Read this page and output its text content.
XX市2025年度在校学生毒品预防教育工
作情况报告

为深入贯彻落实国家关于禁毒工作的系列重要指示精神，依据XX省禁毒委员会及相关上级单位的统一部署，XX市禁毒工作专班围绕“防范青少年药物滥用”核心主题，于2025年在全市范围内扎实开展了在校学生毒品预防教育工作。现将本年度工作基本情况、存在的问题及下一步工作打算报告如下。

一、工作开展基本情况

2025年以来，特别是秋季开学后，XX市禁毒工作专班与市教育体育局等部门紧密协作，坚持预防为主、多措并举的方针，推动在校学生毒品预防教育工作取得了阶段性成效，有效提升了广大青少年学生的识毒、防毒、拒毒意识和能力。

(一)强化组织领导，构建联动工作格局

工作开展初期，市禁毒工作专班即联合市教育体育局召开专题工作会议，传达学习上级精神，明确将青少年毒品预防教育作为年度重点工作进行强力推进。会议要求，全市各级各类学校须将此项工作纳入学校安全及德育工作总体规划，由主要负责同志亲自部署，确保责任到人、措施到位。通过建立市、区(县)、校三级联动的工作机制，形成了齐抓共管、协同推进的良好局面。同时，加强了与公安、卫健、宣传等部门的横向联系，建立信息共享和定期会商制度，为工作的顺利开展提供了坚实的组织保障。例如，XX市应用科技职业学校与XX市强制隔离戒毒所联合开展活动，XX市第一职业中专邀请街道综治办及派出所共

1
·····
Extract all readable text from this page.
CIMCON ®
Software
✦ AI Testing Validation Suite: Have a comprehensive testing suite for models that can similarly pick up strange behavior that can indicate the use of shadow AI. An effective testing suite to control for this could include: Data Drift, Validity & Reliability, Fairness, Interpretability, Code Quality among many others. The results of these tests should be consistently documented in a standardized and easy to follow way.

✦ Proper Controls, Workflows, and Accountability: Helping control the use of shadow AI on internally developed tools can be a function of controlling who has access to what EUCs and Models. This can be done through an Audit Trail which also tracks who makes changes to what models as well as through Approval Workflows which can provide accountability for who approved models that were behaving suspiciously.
·····
* [Exercise goal]:
Using the records above, pull out each line where the word "text" occurs.

* [Written answer]:
Read this page and output its text content.
Extract all readable text from this page.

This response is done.